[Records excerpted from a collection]
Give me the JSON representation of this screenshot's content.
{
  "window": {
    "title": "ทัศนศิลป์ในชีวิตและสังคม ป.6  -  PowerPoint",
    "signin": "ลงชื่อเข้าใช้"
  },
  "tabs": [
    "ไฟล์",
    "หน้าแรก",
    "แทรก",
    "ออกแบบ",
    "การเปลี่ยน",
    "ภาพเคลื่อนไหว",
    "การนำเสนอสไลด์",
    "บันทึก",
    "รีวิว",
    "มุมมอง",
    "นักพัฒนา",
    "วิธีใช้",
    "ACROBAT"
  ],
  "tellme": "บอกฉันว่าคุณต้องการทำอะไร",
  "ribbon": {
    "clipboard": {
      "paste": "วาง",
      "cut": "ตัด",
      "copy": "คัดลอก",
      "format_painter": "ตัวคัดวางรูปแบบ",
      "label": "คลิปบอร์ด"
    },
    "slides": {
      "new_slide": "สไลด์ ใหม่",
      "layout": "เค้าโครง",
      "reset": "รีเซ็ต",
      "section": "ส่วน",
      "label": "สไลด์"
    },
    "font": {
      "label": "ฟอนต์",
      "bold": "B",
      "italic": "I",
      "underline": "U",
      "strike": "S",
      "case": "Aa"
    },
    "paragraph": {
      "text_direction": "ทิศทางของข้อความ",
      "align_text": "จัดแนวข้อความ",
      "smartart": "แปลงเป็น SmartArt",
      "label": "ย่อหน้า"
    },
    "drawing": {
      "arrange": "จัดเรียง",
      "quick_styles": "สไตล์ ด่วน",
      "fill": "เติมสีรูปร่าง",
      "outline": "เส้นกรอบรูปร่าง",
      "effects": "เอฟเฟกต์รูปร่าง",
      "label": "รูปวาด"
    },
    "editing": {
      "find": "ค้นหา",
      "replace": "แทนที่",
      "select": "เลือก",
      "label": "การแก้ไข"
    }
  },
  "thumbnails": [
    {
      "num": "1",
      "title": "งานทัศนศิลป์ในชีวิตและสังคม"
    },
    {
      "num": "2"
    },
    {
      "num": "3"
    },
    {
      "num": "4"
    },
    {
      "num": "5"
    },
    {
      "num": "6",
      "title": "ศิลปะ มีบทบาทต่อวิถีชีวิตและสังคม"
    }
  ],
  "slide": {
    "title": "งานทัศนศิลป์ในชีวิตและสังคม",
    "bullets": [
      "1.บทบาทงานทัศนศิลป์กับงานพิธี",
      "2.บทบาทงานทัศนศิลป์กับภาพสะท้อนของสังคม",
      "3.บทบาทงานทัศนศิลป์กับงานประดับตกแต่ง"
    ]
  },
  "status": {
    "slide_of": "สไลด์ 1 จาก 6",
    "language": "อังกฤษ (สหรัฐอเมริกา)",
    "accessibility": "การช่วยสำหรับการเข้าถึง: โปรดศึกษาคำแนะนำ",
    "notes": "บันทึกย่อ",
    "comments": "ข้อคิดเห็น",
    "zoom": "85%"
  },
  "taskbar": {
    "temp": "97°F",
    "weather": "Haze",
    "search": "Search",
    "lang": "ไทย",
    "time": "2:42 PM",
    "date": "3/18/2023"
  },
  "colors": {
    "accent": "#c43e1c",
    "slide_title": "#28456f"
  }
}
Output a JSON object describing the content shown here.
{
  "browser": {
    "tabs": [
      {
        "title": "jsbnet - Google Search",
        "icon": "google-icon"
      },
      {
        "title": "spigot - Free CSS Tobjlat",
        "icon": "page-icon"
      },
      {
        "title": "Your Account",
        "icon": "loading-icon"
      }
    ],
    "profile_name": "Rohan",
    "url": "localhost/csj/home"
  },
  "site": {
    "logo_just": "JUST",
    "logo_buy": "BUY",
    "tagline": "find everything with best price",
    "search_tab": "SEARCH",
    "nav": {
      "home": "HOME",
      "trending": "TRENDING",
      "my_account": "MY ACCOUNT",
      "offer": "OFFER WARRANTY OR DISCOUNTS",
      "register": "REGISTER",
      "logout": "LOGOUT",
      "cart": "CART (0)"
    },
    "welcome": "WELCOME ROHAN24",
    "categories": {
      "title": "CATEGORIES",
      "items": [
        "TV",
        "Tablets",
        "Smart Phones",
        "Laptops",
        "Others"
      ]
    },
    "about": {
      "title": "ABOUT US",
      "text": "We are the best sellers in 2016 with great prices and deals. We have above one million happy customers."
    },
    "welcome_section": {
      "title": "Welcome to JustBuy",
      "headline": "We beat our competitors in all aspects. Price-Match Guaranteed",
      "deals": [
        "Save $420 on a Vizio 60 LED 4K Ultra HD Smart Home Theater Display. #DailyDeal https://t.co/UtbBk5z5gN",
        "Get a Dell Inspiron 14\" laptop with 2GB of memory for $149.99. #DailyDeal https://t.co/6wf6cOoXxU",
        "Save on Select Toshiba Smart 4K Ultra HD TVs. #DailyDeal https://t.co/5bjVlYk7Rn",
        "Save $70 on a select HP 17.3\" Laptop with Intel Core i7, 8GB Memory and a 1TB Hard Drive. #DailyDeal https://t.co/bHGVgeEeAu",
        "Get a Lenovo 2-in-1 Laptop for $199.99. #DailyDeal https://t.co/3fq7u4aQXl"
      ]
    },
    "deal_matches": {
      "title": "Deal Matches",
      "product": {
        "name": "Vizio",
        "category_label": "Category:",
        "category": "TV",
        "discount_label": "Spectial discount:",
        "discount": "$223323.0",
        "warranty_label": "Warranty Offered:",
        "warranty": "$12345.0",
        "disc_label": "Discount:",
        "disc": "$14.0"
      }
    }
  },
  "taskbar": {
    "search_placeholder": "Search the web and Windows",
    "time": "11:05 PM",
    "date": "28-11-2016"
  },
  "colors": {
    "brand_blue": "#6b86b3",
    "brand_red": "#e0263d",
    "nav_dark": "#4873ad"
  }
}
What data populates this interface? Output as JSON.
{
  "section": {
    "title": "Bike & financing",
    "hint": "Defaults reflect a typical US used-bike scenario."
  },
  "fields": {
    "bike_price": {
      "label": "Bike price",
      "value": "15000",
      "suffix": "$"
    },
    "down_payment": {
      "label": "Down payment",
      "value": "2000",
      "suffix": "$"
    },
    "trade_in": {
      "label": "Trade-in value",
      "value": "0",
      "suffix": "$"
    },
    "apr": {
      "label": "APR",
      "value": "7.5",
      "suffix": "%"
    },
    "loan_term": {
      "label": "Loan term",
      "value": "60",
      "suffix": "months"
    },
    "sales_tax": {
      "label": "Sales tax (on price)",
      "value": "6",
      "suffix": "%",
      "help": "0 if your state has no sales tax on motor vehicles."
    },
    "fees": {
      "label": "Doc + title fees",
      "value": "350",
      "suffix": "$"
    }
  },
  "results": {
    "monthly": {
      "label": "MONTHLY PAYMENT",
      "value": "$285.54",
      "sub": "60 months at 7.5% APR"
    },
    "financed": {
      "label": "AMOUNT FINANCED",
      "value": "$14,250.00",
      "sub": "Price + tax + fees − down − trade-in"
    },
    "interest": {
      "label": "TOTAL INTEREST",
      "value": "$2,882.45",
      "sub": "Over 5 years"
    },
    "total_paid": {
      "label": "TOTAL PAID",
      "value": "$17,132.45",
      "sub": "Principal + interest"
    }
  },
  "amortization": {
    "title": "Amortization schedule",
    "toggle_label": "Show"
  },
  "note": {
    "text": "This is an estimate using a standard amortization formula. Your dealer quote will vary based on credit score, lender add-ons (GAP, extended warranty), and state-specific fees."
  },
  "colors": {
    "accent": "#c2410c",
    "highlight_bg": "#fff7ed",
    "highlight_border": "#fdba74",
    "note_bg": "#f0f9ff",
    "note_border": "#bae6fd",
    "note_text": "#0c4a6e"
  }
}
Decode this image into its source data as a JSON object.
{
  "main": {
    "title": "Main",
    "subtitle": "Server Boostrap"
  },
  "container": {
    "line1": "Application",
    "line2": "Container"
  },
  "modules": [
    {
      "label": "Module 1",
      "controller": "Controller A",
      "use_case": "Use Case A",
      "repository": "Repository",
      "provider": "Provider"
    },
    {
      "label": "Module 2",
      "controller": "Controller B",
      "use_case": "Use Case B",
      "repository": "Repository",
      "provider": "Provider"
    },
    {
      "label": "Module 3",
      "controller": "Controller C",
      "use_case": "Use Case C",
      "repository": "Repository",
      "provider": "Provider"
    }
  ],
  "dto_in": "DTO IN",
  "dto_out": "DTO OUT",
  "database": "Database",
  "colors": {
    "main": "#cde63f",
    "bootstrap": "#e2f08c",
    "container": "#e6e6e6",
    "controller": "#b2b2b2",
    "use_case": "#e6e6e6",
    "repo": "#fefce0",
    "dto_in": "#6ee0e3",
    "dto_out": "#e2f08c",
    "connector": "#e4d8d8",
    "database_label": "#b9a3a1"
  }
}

Given problem: Scan the material for lines with the word "Vizio", and copy each line you find.

Correct response:
        "Save $420 on a Vizio 60 LED 4K Ultra HD Smart Home Theater Display. #DailyDeal https://t.co/UtbBk5z5gN",
        "name": "Vizio",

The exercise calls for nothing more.